(Stored data)
[Start]

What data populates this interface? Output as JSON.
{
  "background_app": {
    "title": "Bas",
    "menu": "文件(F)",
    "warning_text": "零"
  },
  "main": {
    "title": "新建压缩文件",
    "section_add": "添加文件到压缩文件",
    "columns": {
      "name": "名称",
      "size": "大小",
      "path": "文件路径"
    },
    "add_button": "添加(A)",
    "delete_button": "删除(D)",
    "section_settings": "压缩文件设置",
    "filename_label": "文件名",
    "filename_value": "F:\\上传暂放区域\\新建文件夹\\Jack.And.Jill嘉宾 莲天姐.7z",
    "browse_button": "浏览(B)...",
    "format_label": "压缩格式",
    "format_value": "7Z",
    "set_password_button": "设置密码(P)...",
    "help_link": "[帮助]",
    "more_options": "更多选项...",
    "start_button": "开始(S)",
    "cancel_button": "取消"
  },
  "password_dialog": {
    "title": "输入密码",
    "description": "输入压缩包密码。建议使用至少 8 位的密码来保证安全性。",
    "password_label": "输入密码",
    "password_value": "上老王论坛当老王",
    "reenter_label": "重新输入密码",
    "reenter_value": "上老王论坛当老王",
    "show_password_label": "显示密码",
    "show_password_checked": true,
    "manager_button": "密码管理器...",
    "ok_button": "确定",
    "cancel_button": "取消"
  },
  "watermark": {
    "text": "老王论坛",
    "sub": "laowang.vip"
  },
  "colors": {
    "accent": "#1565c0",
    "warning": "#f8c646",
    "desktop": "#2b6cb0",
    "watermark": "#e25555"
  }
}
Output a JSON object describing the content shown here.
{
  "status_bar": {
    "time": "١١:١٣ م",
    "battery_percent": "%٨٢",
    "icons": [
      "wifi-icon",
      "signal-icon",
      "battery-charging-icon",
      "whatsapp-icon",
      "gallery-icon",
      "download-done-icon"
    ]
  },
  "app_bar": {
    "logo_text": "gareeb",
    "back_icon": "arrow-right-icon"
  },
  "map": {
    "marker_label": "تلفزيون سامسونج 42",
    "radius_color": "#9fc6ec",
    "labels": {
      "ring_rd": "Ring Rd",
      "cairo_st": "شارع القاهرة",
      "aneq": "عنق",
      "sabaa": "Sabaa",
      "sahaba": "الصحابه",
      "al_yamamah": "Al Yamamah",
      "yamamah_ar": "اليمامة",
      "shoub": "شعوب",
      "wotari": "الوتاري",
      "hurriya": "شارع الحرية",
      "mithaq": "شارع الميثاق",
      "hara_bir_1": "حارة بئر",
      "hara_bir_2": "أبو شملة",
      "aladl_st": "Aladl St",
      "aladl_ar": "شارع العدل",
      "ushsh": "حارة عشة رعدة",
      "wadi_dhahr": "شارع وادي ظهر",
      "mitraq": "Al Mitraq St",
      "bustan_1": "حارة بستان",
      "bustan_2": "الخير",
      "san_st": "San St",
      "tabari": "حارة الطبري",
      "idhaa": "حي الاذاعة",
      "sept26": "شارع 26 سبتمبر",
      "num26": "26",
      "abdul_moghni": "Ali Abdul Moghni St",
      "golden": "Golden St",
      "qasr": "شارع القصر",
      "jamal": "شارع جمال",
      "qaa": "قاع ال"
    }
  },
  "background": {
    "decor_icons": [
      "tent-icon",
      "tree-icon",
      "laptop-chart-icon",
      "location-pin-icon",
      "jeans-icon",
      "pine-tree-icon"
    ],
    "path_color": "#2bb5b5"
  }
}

[End]
[Start]

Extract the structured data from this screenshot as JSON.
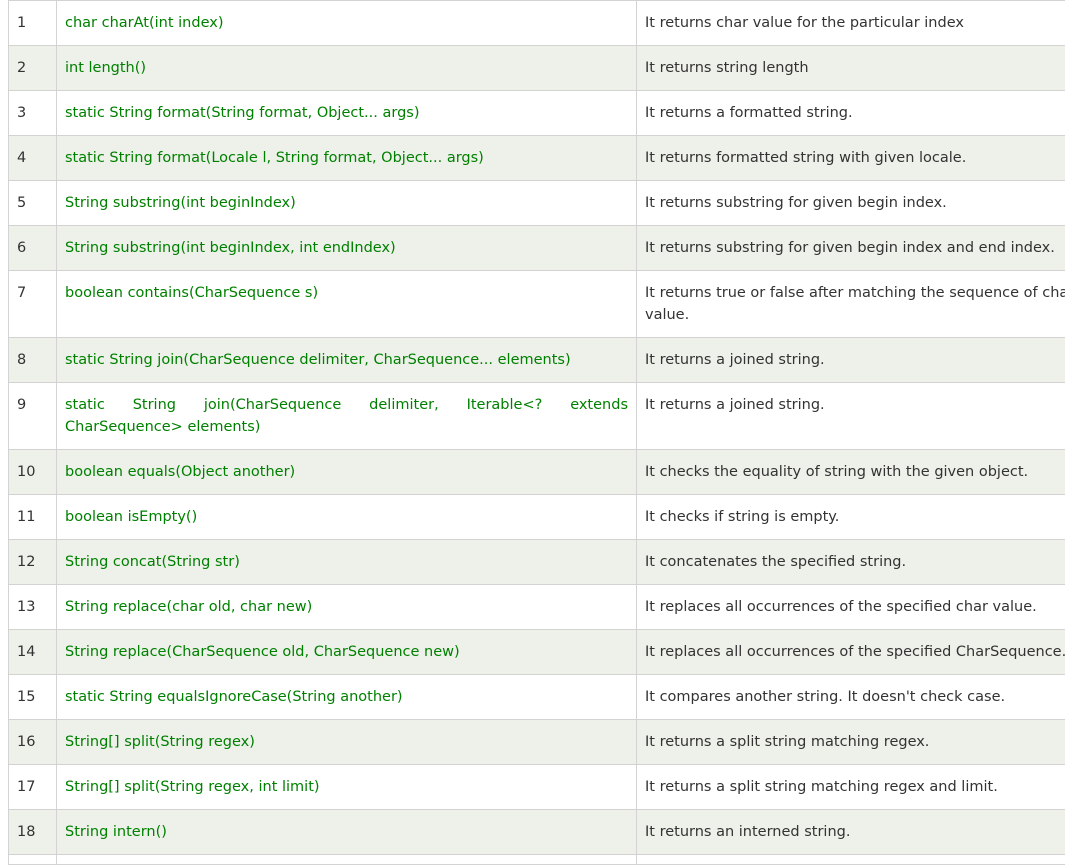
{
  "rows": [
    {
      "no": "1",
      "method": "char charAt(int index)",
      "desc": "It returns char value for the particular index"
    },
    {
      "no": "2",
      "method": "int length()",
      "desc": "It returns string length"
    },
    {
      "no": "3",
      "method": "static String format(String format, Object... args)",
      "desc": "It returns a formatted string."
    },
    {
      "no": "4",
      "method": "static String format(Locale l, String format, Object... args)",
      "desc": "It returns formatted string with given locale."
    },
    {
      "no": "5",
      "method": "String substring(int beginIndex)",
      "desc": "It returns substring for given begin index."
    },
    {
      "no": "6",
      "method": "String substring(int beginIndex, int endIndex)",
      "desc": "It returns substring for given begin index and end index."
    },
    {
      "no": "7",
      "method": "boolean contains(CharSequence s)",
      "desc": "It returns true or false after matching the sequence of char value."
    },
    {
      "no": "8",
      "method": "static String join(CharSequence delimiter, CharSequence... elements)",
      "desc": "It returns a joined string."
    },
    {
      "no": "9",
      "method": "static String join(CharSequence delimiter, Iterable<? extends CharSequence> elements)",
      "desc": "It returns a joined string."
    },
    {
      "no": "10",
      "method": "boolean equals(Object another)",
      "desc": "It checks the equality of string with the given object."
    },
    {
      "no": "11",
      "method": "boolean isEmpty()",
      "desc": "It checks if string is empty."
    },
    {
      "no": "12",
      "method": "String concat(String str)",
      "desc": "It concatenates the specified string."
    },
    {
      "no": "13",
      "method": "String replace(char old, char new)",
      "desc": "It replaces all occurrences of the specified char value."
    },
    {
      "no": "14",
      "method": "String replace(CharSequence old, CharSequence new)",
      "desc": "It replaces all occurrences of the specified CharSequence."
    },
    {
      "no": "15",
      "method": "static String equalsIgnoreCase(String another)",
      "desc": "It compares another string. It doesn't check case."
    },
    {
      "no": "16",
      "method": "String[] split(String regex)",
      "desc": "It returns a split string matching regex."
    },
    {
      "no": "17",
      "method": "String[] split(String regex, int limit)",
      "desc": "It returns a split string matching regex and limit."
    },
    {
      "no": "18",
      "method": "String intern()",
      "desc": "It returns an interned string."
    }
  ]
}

[End]
[Start]

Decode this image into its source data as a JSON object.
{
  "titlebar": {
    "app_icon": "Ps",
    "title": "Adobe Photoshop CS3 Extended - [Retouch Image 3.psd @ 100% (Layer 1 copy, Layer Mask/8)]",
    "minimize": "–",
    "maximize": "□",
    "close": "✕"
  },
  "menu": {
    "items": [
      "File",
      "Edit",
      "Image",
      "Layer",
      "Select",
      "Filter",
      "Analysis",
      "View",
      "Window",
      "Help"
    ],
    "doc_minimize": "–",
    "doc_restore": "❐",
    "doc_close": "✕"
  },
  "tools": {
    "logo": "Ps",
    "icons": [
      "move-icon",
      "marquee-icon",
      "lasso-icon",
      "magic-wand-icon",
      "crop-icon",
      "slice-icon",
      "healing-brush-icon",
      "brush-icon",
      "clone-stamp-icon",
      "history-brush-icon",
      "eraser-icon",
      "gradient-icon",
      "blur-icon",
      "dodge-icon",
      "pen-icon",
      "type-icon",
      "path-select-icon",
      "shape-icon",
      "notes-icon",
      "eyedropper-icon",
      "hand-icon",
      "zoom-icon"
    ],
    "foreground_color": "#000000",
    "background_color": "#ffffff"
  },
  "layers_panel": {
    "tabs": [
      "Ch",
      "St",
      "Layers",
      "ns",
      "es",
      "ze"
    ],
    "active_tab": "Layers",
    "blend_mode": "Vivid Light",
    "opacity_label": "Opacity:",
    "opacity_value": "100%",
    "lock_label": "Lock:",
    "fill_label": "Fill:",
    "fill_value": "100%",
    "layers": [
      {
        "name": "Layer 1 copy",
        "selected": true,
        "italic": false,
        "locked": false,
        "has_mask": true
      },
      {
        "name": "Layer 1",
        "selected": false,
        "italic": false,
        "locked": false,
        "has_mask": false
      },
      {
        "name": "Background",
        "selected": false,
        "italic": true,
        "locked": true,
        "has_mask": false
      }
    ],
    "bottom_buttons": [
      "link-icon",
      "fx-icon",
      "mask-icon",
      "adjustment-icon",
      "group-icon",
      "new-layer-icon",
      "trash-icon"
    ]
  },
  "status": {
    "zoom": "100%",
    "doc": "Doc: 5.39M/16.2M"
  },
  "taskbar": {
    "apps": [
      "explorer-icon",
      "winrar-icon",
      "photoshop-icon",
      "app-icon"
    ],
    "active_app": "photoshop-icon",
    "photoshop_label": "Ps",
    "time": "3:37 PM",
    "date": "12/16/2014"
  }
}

[End]

What the task asks:
Identify each line in the entries with the word "length" and copy it.

The response:
      "method": "int length()",
      "desc": "It returns string length"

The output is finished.